■ WORKING DATA
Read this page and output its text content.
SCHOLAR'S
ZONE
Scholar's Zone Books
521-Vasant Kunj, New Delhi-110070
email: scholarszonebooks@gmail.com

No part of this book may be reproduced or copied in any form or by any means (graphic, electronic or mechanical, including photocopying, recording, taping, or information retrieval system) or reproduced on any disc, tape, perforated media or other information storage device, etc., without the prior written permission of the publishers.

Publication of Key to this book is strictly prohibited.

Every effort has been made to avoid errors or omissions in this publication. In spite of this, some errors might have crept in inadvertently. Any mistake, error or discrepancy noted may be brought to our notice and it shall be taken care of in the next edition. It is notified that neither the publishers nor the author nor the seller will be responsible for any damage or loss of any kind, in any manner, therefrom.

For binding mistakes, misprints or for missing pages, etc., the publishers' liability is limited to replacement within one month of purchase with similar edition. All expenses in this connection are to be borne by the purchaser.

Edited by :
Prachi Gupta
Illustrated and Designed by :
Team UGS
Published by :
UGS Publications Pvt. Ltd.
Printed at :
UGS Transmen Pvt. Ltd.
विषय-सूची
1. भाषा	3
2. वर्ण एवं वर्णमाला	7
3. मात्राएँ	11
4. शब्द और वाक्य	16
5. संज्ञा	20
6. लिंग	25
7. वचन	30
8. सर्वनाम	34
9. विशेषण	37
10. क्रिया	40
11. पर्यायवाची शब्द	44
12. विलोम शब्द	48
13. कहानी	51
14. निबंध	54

■ STATED GOAL
Gather all lines from the records above in which "publishers" appears.

■ PROBLEM SOLUTION
No part of this book may be reproduced or copied in any form or by any means (graphic, electronic or mechanical, including photocopying, recording, taping, or information retrieval system) or reproduced on any disc, tape, perforated media or other information storage device, etc., without the prior written permission of the publishers.
Every effort has been made to avoid errors or omissions in this publication. In spite of this, some errors might have crept in inadvertently. Any mistake, error or discrepancy noted may be brought to our notice and it shall be taken care of in the next edition. It is notified that neither the publishers nor the author nor the seller will be responsible for any damage or loss of any kind, in any manner, therefrom.
For binding mistakes, misprints or for missing pages, etc., the publishers' liability is limited to replacement within one month of purchase with similar edition. All expenses in this connection are to be borne by the purchaser.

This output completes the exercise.